Problem requirements: Each record below should be repeated precisely as written.

=====

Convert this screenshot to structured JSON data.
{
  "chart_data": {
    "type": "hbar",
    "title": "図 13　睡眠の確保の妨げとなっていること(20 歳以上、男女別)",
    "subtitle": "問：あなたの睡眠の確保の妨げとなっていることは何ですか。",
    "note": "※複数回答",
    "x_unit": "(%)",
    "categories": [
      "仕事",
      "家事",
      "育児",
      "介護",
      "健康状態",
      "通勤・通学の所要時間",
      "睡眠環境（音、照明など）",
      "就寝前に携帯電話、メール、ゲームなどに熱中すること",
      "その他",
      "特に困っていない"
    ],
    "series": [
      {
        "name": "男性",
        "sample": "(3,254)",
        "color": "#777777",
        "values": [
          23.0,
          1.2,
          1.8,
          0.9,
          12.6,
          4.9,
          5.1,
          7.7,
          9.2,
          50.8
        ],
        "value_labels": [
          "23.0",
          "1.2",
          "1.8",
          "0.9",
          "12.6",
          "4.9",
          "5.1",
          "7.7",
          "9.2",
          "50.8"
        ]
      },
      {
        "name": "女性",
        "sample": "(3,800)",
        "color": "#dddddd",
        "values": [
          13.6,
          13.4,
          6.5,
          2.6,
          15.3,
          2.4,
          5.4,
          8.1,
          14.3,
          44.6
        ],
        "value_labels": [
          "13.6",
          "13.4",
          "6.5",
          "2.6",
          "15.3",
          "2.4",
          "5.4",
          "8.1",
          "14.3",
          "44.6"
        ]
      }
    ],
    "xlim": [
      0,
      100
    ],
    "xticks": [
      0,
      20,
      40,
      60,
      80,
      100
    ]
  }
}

=====

Result of this exercise:
Convert this screenshot to structured JSON data.
{
  "chart_data": {
    "type": "hbar",
    "title": "図 13　睡眠の確保の妨げとなっていること(20 歳以上、男女別)",
    "subtitle": "問：あなたの睡眠の確保の妨げとなっていることは何ですか。",
    "note": "※複数回答",
    "x_unit": "(%)",
    "categories": [
      "仕事",
      "家事",
      "育児",
      "介護",
      "健康状態",
      "通勤・通学の所要時間",
      "睡眠環境（音、照明など）",
      "就寝前に携帯電話、メール、ゲームなどに熱中すること",
      "その他",
      "特に困っていない"
    ],
    "series": [
      {
        "name": "男性",
        "sample": "(3,254)",
        "color": "#777777",
        "values": [
          23.0,
          1.2,
          1.8,
          0.9,
          12.6,
          4.9,
          5.1,
          7.7,
          9.2,
          50.8
        ],
        "value_labels": [
          "23.0",
          "1.2",
          "1.8",
          "0.9",
          "12.6",
          "4.9",
          "5.1",
          "7.7",
          "9.2",
          "50.8"
        ]
      },
      {
        "name": "女性",
        "sample": "(3,800)",
        "color": "#dddddd",
        "values": [
          13.6,
          13.4,
          6.5,
          2.6,
          15.3,
          2.4,
          5.4,
          8.1,
          14.3,
          44.6
        ],
        "value_labels": [
          "13.6",
          "13.4",
          "6.5",
          "2.6",
          "15.3",
          "2.4",
          "5.4",
          "8.1",
          "14.3",
          "44.6"
        ]
      }
    ],
    "xlim": [
      0,
      100
    ],
    "xticks": [
      0,
      20,
      40,
      60,
      80,
      100
    ]
  }
}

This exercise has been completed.